--- Aim of the exercise ---
Identify every line in the records below that contains the word "temperature", and reproduce each one.

--- Material supplied ---

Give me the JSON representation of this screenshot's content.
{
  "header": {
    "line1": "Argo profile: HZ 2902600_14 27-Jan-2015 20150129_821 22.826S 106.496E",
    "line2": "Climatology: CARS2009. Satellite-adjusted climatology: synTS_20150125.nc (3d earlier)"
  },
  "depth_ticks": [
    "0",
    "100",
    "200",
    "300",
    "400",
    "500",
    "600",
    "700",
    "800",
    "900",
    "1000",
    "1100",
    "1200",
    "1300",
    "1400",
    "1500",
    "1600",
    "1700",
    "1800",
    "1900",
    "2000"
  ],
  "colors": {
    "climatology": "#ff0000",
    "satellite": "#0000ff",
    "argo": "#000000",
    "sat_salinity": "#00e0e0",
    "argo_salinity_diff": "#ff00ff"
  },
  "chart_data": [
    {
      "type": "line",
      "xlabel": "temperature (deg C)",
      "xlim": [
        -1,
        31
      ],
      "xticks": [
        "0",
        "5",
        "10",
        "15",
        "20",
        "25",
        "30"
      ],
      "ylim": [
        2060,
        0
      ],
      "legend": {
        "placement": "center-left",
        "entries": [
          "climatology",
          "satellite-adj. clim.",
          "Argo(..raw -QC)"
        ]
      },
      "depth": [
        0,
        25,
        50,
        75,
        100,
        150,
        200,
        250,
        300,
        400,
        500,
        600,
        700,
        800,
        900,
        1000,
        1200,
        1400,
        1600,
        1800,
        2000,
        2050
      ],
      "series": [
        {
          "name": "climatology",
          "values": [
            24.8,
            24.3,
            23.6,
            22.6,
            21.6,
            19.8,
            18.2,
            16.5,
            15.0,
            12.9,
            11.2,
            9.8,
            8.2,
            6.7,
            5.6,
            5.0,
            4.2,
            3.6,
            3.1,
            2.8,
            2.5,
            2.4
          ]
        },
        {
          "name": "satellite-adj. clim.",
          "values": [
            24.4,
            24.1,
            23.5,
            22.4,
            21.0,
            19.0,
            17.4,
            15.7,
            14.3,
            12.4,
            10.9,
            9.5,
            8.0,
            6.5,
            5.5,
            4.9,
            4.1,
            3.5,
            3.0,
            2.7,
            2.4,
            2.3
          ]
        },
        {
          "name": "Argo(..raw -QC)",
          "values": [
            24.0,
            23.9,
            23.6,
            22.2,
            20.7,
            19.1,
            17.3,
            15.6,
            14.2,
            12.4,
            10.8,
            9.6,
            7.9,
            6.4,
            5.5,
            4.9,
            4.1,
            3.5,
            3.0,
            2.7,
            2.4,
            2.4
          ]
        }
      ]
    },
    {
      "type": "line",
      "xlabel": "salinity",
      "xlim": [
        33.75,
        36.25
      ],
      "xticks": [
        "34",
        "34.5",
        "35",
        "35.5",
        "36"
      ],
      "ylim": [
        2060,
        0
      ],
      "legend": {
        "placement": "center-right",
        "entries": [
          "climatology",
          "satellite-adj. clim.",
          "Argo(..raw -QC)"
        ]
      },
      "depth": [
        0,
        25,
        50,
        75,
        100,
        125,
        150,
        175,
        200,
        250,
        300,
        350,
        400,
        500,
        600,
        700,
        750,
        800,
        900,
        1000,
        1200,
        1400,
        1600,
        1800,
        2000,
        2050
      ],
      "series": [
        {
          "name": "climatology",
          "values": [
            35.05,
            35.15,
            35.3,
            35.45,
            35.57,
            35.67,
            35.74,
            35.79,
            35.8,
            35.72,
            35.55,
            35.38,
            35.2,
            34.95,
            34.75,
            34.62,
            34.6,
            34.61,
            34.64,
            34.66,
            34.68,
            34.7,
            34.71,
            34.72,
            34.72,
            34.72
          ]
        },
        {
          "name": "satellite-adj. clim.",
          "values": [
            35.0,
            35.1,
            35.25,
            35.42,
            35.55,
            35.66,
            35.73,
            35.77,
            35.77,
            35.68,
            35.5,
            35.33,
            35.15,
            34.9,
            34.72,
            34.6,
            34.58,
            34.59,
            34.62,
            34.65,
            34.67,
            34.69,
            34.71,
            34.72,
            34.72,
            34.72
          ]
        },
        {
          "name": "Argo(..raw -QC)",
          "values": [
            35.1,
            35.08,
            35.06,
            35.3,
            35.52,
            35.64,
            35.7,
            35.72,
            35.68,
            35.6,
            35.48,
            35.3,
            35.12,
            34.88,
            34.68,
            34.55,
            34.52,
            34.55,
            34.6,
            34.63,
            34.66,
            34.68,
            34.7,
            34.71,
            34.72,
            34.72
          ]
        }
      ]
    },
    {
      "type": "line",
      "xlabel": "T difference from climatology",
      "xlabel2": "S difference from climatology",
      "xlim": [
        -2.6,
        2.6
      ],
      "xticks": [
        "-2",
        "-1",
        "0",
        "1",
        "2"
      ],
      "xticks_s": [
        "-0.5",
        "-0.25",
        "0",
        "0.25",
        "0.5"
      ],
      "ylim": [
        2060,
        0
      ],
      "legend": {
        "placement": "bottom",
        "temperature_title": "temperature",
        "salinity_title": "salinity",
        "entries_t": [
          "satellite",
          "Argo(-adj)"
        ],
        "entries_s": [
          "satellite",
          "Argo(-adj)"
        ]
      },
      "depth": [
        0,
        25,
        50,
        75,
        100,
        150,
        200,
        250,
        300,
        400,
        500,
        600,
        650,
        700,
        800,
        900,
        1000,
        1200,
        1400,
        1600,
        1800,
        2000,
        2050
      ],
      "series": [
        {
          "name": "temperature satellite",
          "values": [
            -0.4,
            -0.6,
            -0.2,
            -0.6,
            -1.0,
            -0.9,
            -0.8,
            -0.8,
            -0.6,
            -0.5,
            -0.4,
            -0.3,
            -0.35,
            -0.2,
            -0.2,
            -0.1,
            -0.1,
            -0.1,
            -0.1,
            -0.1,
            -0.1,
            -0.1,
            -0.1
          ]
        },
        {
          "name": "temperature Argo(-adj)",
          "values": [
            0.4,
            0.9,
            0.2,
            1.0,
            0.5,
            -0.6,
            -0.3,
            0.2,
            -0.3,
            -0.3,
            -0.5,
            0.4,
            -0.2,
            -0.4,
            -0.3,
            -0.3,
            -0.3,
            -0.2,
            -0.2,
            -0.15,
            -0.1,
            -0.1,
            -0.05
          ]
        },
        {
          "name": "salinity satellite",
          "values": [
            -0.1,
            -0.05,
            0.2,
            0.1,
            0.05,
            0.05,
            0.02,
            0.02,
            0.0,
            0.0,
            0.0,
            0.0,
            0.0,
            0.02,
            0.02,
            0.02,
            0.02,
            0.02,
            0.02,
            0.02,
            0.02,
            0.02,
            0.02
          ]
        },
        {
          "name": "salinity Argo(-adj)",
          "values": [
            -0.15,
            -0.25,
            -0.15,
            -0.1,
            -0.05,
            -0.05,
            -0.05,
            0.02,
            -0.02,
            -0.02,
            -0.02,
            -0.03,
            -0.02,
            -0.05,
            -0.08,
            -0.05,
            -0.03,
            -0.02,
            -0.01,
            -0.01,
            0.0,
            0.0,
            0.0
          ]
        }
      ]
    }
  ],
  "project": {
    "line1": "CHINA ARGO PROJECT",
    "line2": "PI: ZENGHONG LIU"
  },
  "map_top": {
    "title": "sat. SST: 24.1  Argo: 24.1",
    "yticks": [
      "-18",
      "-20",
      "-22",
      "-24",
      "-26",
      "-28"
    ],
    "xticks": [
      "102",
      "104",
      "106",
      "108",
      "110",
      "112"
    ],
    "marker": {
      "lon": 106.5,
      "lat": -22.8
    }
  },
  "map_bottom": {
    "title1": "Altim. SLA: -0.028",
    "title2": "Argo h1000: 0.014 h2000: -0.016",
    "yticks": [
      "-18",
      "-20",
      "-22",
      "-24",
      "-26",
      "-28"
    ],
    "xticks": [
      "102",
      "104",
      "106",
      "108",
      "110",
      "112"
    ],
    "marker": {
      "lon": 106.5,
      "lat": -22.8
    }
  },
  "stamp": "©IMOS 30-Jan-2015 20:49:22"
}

--- Solution for this task ---
      "xlabel": "temperature (deg C)",
        "temperature_title": "temperature",
          "name": "temperature satellite",
          "name": "temperature Argo(-adj)",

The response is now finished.